Exercise directions: Repeat the full listing, word for word.

>> Begin Stored records

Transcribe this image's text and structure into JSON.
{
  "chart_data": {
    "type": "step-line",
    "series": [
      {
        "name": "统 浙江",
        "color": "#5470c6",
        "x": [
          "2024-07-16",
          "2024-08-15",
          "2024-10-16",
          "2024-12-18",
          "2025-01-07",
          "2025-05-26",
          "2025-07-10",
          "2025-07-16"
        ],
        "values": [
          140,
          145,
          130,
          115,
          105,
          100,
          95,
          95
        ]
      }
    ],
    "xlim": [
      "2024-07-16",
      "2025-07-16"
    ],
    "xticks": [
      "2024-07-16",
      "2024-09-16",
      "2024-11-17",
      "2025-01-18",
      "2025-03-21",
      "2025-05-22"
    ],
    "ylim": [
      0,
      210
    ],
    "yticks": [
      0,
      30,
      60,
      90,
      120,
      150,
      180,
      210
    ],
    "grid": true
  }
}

>> End Stored records

Written answer:
Transcribe this image's text and structure into JSON.
{
  "chart_data": {
    "type": "step-line",
    "series": [
      {
        "name": "统 浙江",
        "color": "#5470c6",
        "x": [
          "2024-07-16",
          "2024-08-15",
          "2024-10-16",
          "2024-12-18",
          "2025-01-07",
          "2025-05-26",
          "2025-07-10",
          "2025-07-16"
        ],
        "values": [
          140,
          145,
          130,
          115,
          105,
          100,
          95,
          95
        ]
      }
    ],
    "xlim": [
      "2024-07-16",
      "2025-07-16"
    ],
    "xticks": [
      "2024-07-16",
      "2024-09-16",
      "2024-11-17",
      "2025-01-18",
      "2025-03-21",
      "2025-05-22"
    ],
    "ylim": [
      0,
      210
    ],
    "yticks": [
      0,
      30,
      60,
      90,
      120,
      150,
      180,
      210
    ],
    "grid": true
  }
}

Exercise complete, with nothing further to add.